- Selection:
========================================

Koch Refining Co. v. United States Department of Energy

504 F. Supp. 593 | D. Minnesota | 1980

504 F. Supp. 593 (1980)

KOCH REFINING COMPANY, a Delaware corporation, Plaintiff,
and
Ashland Oil, Inc., a Kentucky corporation, Plaintiff-Intervenor,
v.
UNITED STATES DEPARTMENT OF ENERGY, Charles W. Duncan, Jr., Secretary, United States Department of Energy, Robert G. Bidwell, Jr., Chief of Crude Oil Allocations, Economic Regulatory Administration, United States Department of Energy, and Melvin Goldstein, Esq., Director, United States Department of Energy Office of Hearings and Appeals, Defendants,
and
Mobil Oil Corporation, Defendant-Intervenor.
STATE OF MINNESOTA, by its Attorney General Warren Spannaus and its Energy Agency, Plaintiff,
v.

========================================

- Source material:
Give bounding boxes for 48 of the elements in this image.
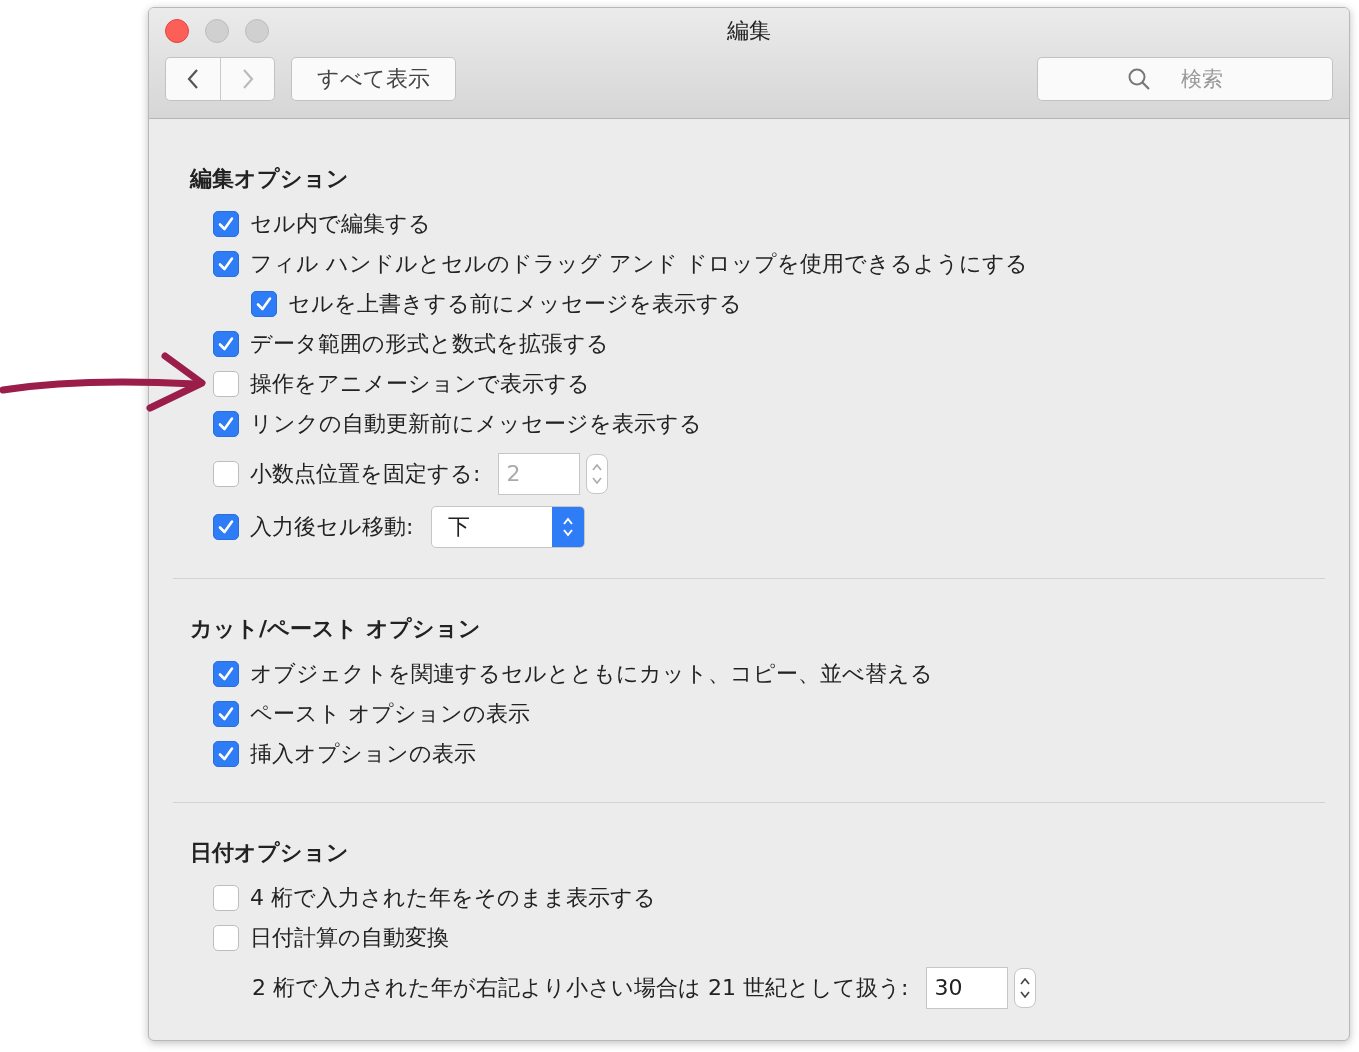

========================================

- Goal: Rewrite the case caption between "UNITED STATES DEPARTMENT OF ENERGY, Charles" and "Oil Corporation, Defendant-Intervenor.", inclusive, and change "Defendant-Intervenor" to "Intervenor-Defendant".

- Task answer:
UNITED STATES DEPARTMENT OF ENERGY, Charles W. Duncan, Jr., Secretary, United States Department of Energy, Robert G. Bidwell, Jr., Chief of Crude Oil Allocations, Economic Regulatory Administration, United States Department of Energy, and Melvin Goldstein, Esq., Director, United States Department of Energy Office of Hearings and Appeals, Defendants,
and
Mobil Oil Corporation, Intervenor-Defendant.